[Begin DATA LINES]
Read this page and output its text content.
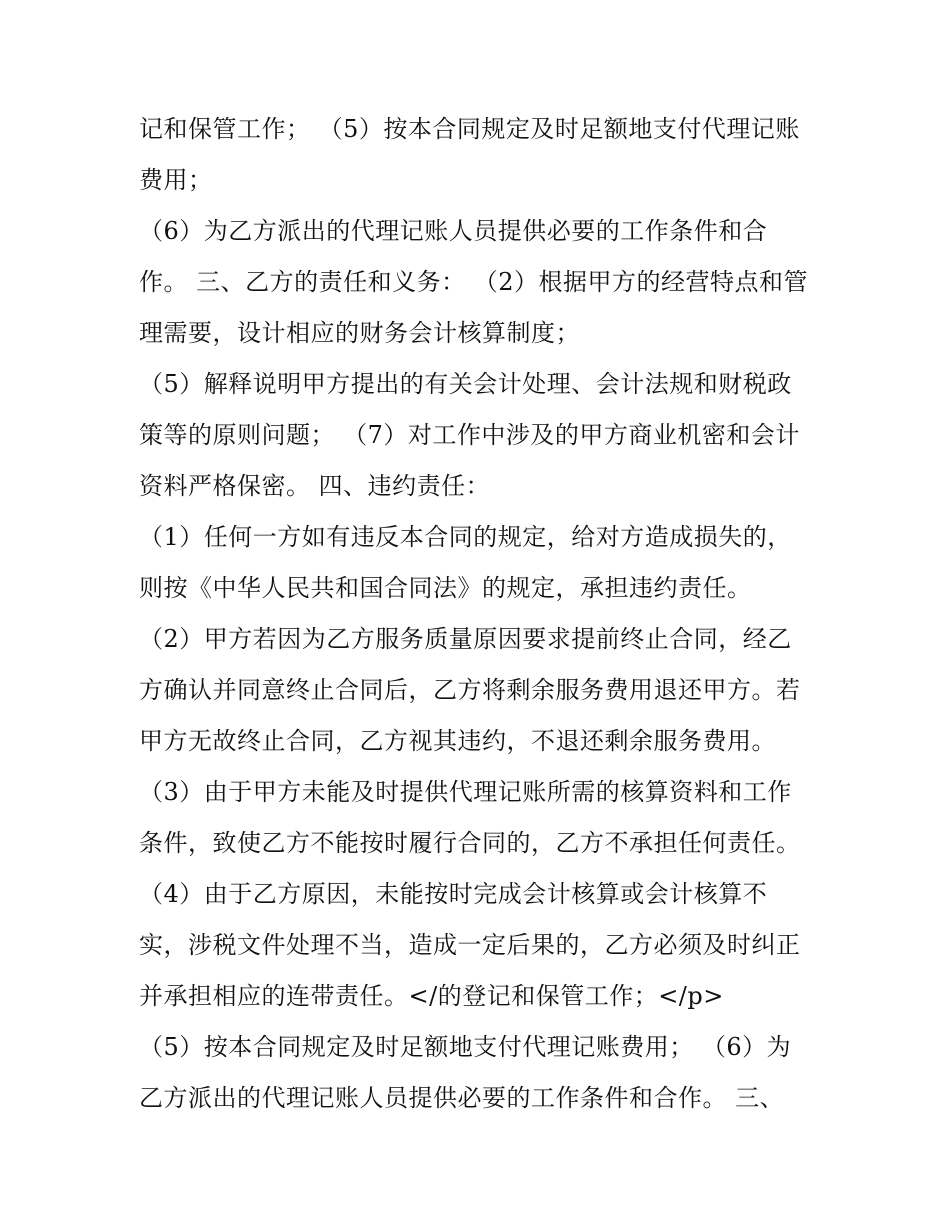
记和保管工作； （5）按本合同规定及时足额地支付代理记账
费用；
（6）为乙方派出的代理记账人员提供必要的工作条件和合
作。 三、乙方的责任和义务： （2）根据甲方的经营特点和管
理需要，设计相应的财务会计核算制度；
（5）解释说明甲方提出的有关会计处理、会计法规和财税政
策等的原则问题； （7）对工作中涉及的甲方商业机密和会计
资料严格保密。 四、违约责任：
（1）任何一方如有违反本合同的规定，给对方造成损失的，
则按《中华人民共和国合同法》的规定，承担违约责任。
（2）甲方若因为乙方服务质量原因要求提前终止合同，经乙
方确认并同意终止合同后，乙方将剩余服务费用退还甲方。若
甲方无故终止合同，乙方视其违约，不退还剩余服务费用。
（3）由于甲方未能及时提供代理记账所需的核算资料和工作
条件，致使乙方不能按时履行合同的，乙方不承担任何责任。
（4）由于乙方原因，未能按时完成会计核算或会计核算不
实，涉税文件处理不当，造成一定后果的，乙方必须及时纠正
并承担相应的连带责任。</的登记和保管工作；</p>
（5）按本合同规定及时足额地支付代理记账费用； （6）为
乙方派出的代理记账人员提供必要的工作条件和合作。 三、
[End DATA LINES]
Repeat the data exactly, excluding the pictures.

Read this page and output its text content.
记和保管工作； （5）按本合同规定及时足额地支付代理记账
费用；
（6）为乙方派出的代理记账人员提供必要的工作条件和合
作。 三、乙方的责任和义务： （2）根据甲方的经营特点和管
理需要，设计相应的财务会计核算制度；
（5）解释说明甲方提出的有关会计处理、会计法规和财税政
策等的原则问题； （7）对工作中涉及的甲方商业机密和会计
资料严格保密。 四、违约责任：
（1）任何一方如有违反本合同的规定，给对方造成损失的，
则按《中华人民共和国合同法》的规定，承担违约责任。
（2）甲方若因为乙方服务质量原因要求提前终止合同，经乙
方确认并同意终止合同后，乙方将剩余服务费用退还甲方。若
甲方无故终止合同，乙方视其违约，不退还剩余服务费用。
（3）由于甲方未能及时提供代理记账所需的核算资料和工作
条件，致使乙方不能按时履行合同的，乙方不承担任何责任。
（4）由于乙方原因，未能按时完成会计核算或会计核算不
实，涉税文件处理不当，造成一定后果的，乙方必须及时纠正
并承担相应的连带责任。</的登记和保管工作；</p>
（5）按本合同规定及时足额地支付代理记账费用； （6）为
乙方派出的代理记账人员提供必要的工作条件和合作。 三、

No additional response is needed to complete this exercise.